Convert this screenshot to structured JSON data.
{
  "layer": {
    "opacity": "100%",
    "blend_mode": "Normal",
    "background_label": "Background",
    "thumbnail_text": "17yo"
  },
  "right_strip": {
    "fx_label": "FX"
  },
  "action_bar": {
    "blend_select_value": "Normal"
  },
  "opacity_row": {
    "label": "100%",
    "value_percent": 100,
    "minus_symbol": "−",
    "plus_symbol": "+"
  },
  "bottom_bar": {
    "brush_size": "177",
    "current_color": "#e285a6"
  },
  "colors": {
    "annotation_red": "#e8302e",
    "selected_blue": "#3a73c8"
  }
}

* [Stated goal]: Go through the listing and print each line exactly as it appears.

* [Complete output]:
Convert this screenshot to structured JSON data.
{
  "layer": {
    "opacity": "100%",
    "blend_mode": "Normal",
    "background_label": "Background",
    "thumbnail_text": "17yo"
  },
  "right_strip": {
    "fx_label": "FX"
  },
  "action_bar": {
    "blend_select_value": "Normal"
  },
  "opacity_row": {
    "label": "100%",
    "value_percent": 100,
    "minus_symbol": "−",
    "plus_symbol": "+"
  },
  "bottom_bar": {
    "brush_size": "177",
    "current_color": "#e285a6"
  },
  "colors": {
    "annotation_red": "#e8302e",
    "selected_blue": "#3a73c8"
  }
}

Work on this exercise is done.